- _Exercise brief_
Sort through the data and copy the lines holding the word "name".

- _Dataset records_
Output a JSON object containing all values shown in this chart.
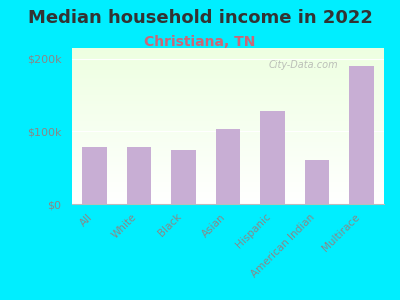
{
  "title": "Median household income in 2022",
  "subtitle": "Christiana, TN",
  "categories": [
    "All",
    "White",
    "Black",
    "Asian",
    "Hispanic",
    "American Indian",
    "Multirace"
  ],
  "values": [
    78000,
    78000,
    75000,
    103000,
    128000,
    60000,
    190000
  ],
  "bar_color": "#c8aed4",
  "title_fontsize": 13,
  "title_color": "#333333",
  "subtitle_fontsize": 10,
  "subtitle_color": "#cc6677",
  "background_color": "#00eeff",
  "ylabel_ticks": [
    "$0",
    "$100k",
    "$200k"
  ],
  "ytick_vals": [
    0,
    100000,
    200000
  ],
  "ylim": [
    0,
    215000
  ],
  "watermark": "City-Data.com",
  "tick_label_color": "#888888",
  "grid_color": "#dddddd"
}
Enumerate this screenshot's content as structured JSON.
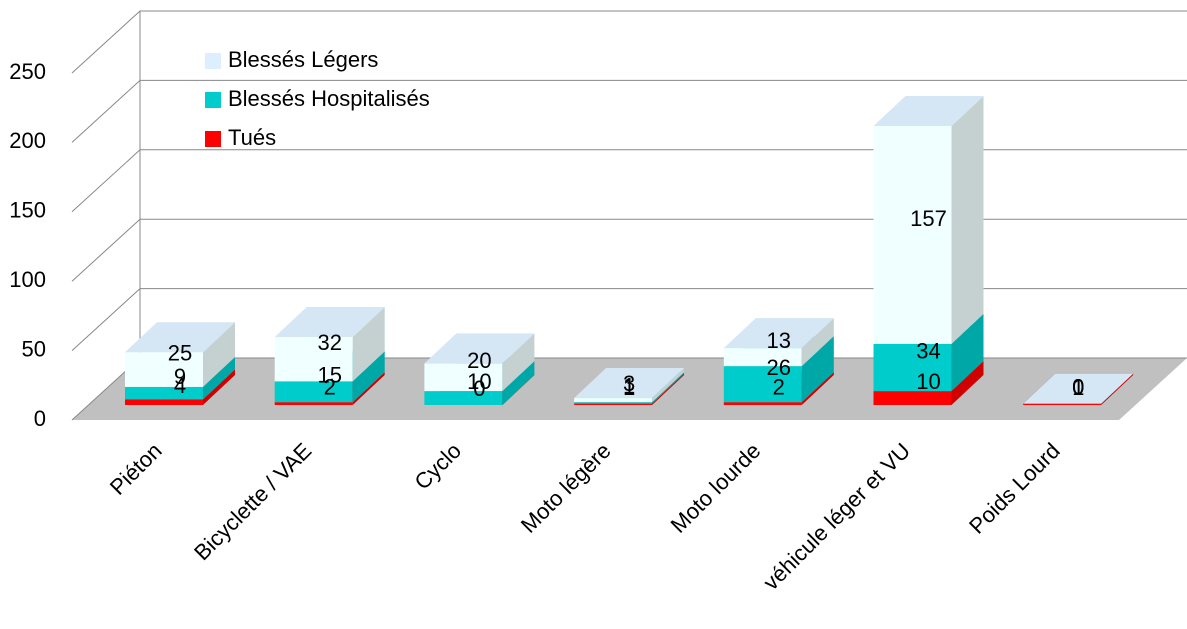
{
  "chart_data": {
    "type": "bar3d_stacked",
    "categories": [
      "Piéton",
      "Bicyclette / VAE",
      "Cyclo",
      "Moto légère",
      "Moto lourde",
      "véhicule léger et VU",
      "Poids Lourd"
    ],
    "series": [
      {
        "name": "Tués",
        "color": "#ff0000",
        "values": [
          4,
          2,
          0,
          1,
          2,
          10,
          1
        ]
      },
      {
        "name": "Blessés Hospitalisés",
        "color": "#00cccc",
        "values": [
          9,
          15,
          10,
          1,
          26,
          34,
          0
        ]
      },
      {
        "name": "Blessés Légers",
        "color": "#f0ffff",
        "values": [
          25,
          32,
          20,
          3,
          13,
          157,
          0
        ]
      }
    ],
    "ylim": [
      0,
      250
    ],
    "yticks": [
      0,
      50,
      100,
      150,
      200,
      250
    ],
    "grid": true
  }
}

- _Correct output_
        "name": "Tués",
        "name": "Blessés Hospitalisés",
        "name": "Blessés Légers",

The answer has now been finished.